Exercise prompt
Would you copy out the whole listing exactly as given?

Collected data:
———
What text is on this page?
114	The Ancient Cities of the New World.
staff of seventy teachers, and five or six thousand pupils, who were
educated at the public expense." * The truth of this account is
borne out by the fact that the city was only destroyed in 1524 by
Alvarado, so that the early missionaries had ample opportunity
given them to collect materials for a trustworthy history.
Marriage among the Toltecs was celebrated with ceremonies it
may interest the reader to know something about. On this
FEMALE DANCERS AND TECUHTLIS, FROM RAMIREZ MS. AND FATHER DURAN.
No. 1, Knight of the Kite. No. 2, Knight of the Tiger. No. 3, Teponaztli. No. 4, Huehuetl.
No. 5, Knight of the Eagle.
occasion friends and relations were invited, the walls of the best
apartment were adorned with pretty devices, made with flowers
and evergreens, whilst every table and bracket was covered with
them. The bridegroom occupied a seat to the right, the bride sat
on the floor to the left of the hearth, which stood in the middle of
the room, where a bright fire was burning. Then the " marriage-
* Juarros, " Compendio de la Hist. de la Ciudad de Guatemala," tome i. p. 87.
———
Response
What text is on this page?
114	The Ancient Cities of the New World.
staff of seventy teachers, and five or six thousand pupils, who were
educated at the public expense." * The truth of this account is
borne out by the fact that the city was only destroyed in 1524 by
Alvarado, so that the early missionaries had ample opportunity
given them to collect materials for a trustworthy history.
Marriage among the Toltecs was celebrated with ceremonies it
may interest the reader to know something about. On this
FEMALE DANCERS AND TECUHTLIS, FROM RAMIREZ MS. AND FATHER DURAN.
No. 1, Knight of the Kite. No. 2, Knight of the Tiger. No. 3, Teponaztli. No. 4, Huehuetl.
No. 5, Knight of the Eagle.
occasion friends and relations were invited, the walls of the best
apartment were adorned with pretty devices, made with flowers
and evergreens, whilst every table and bracket was covered with
them. The bridegroom occupied a seat to the right, the bride sat
on the floor to the left of the hearth, which stood in the middle of
the room, where a bright fire was burning. Then the " marriage-
* Juarros, " Compendio de la Hist. de la Ciudad de Guatemala," tome i. p. 87.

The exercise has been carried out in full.